* **Description of the task**:
Count the lines in the data below that contain the string "CHANGES", matching case exactly, and give only the number.

* **Extracted material**:
________

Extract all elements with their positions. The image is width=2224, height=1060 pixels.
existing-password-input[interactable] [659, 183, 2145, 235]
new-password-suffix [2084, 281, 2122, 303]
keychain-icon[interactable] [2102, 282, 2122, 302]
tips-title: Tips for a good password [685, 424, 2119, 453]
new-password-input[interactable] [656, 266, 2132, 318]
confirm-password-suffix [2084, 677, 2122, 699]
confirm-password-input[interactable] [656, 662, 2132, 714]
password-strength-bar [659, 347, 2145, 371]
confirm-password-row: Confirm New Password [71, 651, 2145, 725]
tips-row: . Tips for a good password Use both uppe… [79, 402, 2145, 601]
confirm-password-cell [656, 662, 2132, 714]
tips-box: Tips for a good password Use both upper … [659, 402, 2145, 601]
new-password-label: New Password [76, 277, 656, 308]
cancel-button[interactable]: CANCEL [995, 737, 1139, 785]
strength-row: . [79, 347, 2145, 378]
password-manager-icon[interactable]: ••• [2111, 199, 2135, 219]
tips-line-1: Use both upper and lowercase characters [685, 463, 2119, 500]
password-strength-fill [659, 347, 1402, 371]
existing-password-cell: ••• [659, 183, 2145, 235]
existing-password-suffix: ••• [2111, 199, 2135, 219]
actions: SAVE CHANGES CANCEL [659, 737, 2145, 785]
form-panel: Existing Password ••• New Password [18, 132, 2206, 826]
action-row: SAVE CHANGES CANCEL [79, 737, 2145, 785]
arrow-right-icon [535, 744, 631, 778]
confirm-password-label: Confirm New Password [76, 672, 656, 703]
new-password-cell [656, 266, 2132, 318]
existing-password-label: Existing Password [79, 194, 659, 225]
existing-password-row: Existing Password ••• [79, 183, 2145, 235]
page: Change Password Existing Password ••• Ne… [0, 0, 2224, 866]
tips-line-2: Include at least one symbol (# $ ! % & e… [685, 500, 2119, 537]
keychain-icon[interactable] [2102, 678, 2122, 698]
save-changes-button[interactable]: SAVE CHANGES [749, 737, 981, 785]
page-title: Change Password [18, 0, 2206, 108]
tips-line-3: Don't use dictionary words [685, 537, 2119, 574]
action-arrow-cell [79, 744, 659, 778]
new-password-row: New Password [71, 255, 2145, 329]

________

* **In response**:
3